Given instruction ▸ Quote, verbatim, all material below, without pictures.

Material for this task ▸
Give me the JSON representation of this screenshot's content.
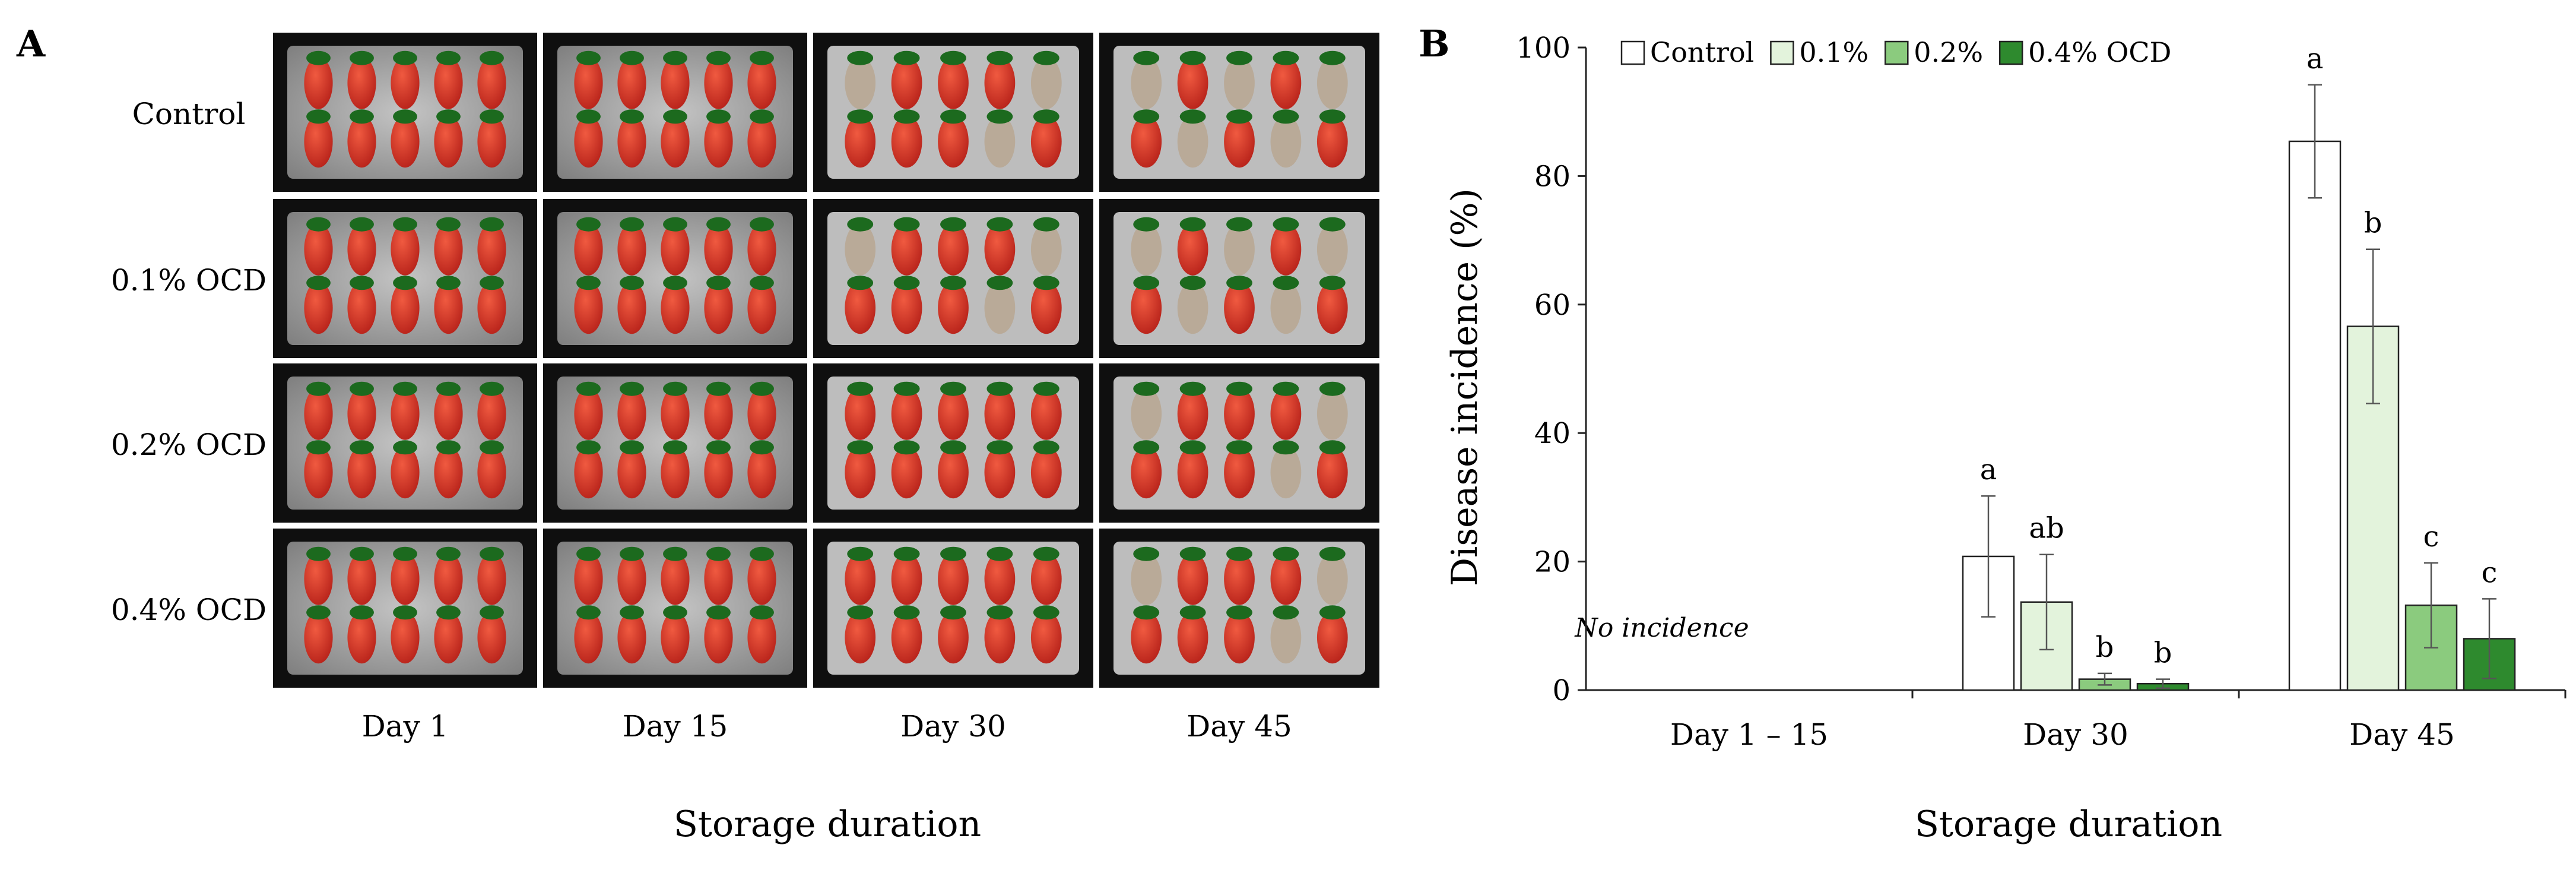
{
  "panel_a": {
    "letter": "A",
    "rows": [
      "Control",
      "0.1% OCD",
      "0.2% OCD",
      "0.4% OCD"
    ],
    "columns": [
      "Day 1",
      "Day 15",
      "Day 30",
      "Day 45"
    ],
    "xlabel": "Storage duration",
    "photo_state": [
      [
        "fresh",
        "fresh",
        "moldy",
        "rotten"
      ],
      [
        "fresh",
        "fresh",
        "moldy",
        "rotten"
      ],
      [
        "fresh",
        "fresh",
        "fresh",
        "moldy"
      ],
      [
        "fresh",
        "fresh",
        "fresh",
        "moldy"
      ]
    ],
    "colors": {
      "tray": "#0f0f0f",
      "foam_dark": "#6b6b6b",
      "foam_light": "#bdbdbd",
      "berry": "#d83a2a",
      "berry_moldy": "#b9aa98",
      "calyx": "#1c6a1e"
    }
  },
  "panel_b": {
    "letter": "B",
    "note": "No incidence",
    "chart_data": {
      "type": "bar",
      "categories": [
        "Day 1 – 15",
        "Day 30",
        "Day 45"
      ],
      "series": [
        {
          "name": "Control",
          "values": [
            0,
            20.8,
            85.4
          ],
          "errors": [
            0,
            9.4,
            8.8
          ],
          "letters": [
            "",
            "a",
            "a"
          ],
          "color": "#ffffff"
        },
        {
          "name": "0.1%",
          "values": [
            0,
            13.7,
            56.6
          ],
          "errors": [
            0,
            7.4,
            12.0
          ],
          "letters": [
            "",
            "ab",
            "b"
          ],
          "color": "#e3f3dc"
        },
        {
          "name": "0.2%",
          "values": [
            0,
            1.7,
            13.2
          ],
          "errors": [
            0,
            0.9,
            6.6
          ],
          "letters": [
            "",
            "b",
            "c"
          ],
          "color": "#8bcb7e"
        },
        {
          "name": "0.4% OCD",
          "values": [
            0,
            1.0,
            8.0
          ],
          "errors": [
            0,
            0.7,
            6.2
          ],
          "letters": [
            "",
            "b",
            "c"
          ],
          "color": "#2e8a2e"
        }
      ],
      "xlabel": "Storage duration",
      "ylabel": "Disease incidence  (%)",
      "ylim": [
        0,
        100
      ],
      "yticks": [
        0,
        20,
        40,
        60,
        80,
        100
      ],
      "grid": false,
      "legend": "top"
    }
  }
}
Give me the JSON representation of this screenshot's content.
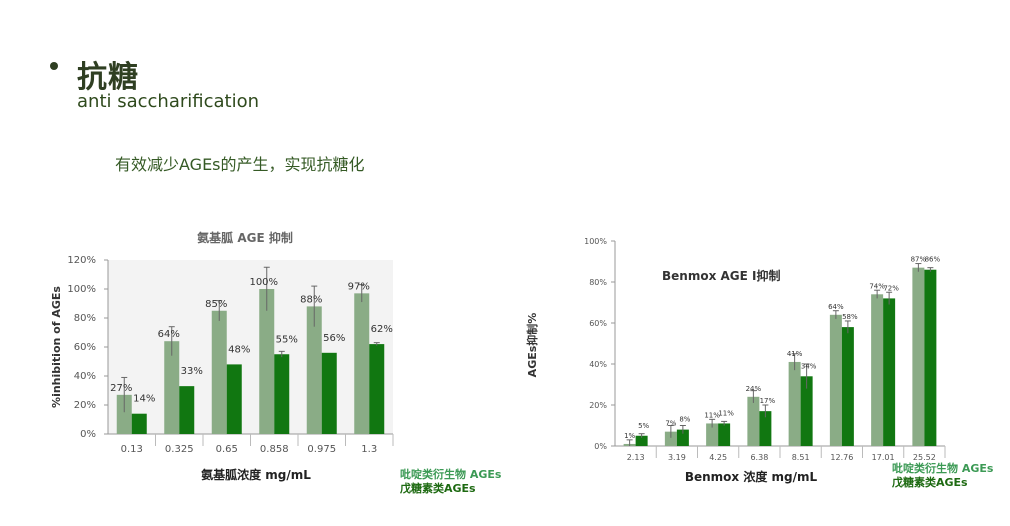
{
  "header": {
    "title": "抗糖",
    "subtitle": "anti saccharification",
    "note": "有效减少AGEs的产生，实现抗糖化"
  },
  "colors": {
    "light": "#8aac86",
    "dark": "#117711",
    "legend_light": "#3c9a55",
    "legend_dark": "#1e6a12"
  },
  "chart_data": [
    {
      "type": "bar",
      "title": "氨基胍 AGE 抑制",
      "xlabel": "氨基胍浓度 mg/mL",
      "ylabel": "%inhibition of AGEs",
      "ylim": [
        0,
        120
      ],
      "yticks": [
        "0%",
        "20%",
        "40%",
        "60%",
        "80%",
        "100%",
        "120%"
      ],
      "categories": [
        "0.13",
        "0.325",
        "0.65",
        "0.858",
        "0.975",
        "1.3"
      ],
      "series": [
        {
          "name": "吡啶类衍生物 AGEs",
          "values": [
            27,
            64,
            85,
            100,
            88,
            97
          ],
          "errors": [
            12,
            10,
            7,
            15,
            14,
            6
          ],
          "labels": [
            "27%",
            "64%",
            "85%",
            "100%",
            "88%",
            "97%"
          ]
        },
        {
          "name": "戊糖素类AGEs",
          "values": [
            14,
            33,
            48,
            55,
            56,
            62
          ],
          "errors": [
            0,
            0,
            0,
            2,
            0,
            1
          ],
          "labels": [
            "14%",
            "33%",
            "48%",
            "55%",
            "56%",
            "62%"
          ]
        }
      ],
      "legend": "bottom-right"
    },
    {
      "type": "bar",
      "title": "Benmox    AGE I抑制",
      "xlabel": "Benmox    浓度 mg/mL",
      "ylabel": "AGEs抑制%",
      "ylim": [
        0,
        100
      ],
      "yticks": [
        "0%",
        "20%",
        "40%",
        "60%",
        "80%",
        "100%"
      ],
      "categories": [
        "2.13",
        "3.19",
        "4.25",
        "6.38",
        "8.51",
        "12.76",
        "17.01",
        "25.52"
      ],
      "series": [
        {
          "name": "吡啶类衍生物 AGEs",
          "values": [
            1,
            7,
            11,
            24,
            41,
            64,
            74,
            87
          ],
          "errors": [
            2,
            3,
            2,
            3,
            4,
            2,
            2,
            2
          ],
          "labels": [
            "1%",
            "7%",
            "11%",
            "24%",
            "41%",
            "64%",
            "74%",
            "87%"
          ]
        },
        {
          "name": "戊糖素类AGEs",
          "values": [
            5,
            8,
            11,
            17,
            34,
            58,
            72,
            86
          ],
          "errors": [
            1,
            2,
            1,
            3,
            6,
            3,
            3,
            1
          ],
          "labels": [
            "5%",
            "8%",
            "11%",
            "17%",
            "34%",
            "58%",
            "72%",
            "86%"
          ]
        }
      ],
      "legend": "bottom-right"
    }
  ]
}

Task solution ▸
Give me the JSON representation of this screenshot's content.
{
  "panel_a": {
    "letter": "A",
    "rows": [
      "Control",
      "0.1% OCD",
      "0.2% OCD",
      "0.4% OCD"
    ],
    "columns": [
      "Day 1",
      "Day 15",
      "Day 30",
      "Day 45"
    ],
    "xlabel": "Storage duration",
    "photo_state": [
      [
        "fresh",
        "fresh",
        "moldy",
        "rotten"
      ],
      [
        "fresh",
        "fresh",
        "moldy",
        "rotten"
      ],
      [
        "fresh",
        "fresh",
        "fresh",
        "moldy"
      ],
      [
        "fresh",
        "fresh",
        "fresh",
        "moldy"
      ]
    ],
    "colors": {
      "tray": "#0f0f0f",
      "foam_dark": "#6b6b6b",
      "foam_light": "#bdbdbd",
      "berry": "#d83a2a",
      "berry_moldy": "#b9aa98",
      "calyx": "#1c6a1e"
    }
  },
  "panel_b": {
    "letter": "B",
    "note": "No incidence",
    "chart_data": {
      "type": "bar",
      "categories": [
        "Day 1 – 15",
        "Day 30",
        "Day 45"
      ],
      "series": [
        {
          "name": "Control",
          "values": [
            0,
            20.8,
            85.4
          ],
          "errors": [
            0,
            9.4,
            8.8
          ],
          "letters": [
            "",
            "a",
            "a"
          ],
          "color": "#ffffff"
        },
        {
          "name": "0.1%",
          "values": [
            0,
            13.7,
            56.6
          ],
          "errors": [
            0,
            7.4,
            12.0
          ],
          "letters": [
            "",
            "ab",
            "b"
          ],
          "color": "#e3f3dc"
        },
        {
          "name": "0.2%",
          "values": [
            0,
            1.7,
            13.2
          ],
          "errors": [
            0,
            0.9,
            6.6
          ],
          "letters": [
            "",
            "b",
            "c"
          ],
          "color": "#8bcb7e"
        },
        {
          "name": "0.4% OCD",
          "values": [
            0,
            1.0,
            8.0
          ],
          "errors": [
            0,
            0.7,
            6.2
          ],
          "letters": [
            "",
            "b",
            "c"
          ],
          "color": "#2e8a2e"
        }
      ],
      "xlabel": "Storage duration",
      "ylabel": "Disease incidence  (%)",
      "ylim": [
        0,
        100
      ],
      "yticks": [
        0,
        20,
        40,
        60,
        80,
        100
      ],
      "grid": false,
      "legend": "top"
    }
  }
}
Give me the JSON representation of this screenshot's content.
{
  "header": {
    "title": "抗糖",
    "subtitle": "anti saccharification",
    "note": "有效减少AGEs的产生，实现抗糖化"
  },
  "colors": {
    "light": "#8aac86",
    "dark": "#117711",
    "legend_light": "#3c9a55",
    "legend_dark": "#1e6a12"
  },
  "chart_data": [
    {
      "type": "bar",
      "title": "氨基胍 AGE 抑制",
      "xlabel": "氨基胍浓度 mg/mL",
      "ylabel": "%inhibition of AGEs",
      "ylim": [
        0,
        120
      ],
      "yticks": [
        "0%",
        "20%",
        "40%",
        "60%",
        "80%",
        "100%",
        "120%"
      ],
      "categories": [
        "0.13",
        "0.325",
        "0.65",
        "0.858",
        "0.975",
        "1.3"
      ],
      "series": [
        {
          "name": "吡啶类衍生物 AGEs",
          "values": [
            27,
            64,
            85,
            100,
            88,
            97
          ],
          "errors": [
            12,
            10,
            7,
            15,
            14,
            6
          ],
          "labels": [
            "27%",
            "64%",
            "85%",
            "100%",
            "88%",
            "97%"
          ]
        },
        {
          "name": "戊糖素类AGEs",
          "values": [
            14,
            33,
            48,
            55,
            56,
            62
          ],
          "errors": [
            0,
            0,
            0,
            2,
            0,
            1
          ],
          "labels": [
            "14%",
            "33%",
            "48%",
            "55%",
            "56%",
            "62%"
          ]
        }
      ],
      "legend": "bottom-right"
    },
    {
      "type": "bar",
      "title": "Benmox    AGE I抑制",
      "xlabel": "Benmox    浓度 mg/mL",
      "ylabel": "AGEs抑制%",
      "ylim": [
        0,
        100
      ],
      "yticks": [
        "0%",
        "20%",
        "40%",
        "60%",
        "80%",
        "100%"
      ],
      "categories": [
        "2.13",
        "3.19",
        "4.25",
        "6.38",
        "8.51",
        "12.76",
        "17.01",
        "25.52"
      ],
      "series": [
        {
          "name": "吡啶类衍生物 AGEs",
          "values": [
            1,
            7,
            11,
            24,
            41,
            64,
            74,
            87
          ],
          "errors": [
            2,
            3,
            2,
            3,
            4,
            2,
            2,
            2
          ],
          "labels": [
            "1%",
            "7%",
            "11%",
            "24%",
            "41%",
            "64%",
            "74%",
            "87%"
          ]
        },
        {
          "name": "戊糖素类AGEs",
          "values": [
            5,
            8,
            11,
            17,
            34,
            58,
            72,
            86
          ],
          "errors": [
            1,
            2,
            1,
            3,
            6,
            3,
            3,
            1
          ],
          "labels": [
            "5%",
            "8%",
            "11%",
            "17%",
            "34%",
            "58%",
            "72%",
            "86%"
          ]
        }
      ],
      "legend": "bottom-right"
    }
  ]
}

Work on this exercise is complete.